## Aim
Go through the listing and return every line with "name" in it.

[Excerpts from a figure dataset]
------------------------------------

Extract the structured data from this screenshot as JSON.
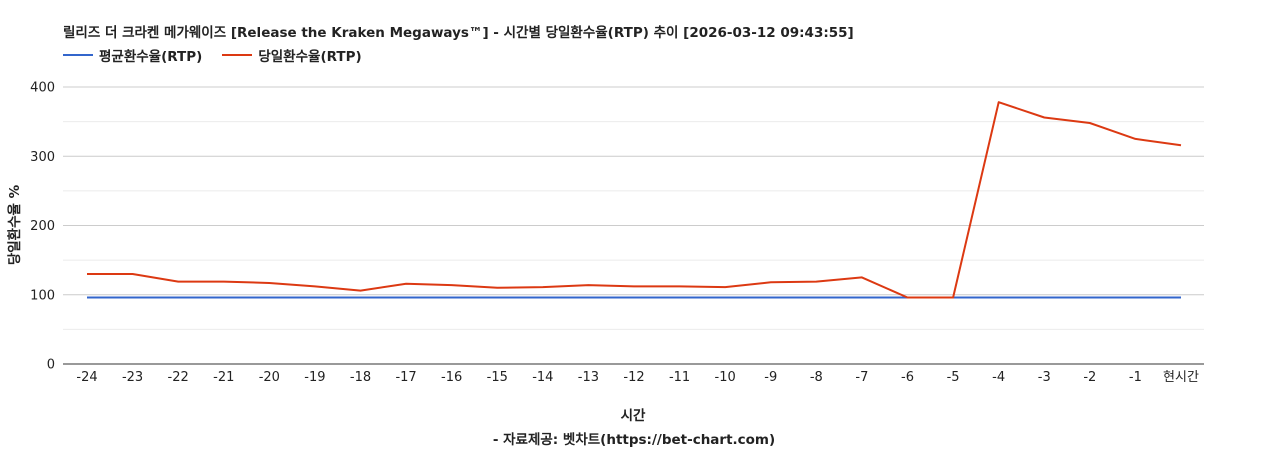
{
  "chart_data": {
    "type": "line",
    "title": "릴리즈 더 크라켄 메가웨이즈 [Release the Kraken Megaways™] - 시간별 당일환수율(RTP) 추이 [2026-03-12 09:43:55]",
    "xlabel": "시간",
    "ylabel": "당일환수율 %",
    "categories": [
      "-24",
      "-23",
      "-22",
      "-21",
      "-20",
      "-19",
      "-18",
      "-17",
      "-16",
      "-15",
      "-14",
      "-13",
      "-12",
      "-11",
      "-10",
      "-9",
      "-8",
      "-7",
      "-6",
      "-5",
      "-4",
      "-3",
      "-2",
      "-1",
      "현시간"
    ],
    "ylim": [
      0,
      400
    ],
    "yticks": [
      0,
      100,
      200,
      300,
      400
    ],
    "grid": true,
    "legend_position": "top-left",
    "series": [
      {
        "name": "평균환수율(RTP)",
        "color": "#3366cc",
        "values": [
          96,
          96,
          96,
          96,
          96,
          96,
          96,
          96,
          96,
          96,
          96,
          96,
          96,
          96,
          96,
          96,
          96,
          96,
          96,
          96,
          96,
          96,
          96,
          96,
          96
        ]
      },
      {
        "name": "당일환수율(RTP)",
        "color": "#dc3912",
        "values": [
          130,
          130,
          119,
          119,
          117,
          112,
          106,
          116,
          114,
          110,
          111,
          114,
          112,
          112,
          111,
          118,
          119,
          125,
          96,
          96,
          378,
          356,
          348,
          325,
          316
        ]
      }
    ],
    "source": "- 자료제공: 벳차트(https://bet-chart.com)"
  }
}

------------------------------------

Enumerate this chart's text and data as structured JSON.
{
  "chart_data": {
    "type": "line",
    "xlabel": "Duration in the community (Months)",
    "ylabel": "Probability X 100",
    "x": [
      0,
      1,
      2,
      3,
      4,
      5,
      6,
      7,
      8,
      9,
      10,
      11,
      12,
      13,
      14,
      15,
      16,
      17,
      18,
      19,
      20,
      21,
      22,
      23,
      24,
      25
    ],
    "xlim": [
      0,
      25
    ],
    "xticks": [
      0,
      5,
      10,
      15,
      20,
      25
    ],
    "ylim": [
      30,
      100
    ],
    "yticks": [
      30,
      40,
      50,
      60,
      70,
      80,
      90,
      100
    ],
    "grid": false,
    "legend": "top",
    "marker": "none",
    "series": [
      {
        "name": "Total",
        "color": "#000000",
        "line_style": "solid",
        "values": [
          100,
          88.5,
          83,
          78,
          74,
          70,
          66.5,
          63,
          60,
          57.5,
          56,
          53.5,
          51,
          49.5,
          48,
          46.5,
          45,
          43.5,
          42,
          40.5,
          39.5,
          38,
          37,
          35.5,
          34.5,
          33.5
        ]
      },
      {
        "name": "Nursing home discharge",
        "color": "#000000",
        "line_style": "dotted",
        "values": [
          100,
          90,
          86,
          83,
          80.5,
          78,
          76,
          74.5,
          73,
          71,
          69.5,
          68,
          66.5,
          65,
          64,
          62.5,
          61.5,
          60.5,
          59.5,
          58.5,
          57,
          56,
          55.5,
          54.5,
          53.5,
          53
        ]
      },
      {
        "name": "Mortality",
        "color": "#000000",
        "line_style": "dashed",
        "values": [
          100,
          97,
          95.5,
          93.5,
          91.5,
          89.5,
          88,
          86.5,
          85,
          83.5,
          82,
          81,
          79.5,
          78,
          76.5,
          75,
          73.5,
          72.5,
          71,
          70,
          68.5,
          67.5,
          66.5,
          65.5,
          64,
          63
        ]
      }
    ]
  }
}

------------------------------------

## Correct output
        "name": "평균환수율(RTP)",
        "name": "당일환수율(RTP)",
        "name": "Total",
        "name": "Nursing home discharge",
        "name": "Mortality",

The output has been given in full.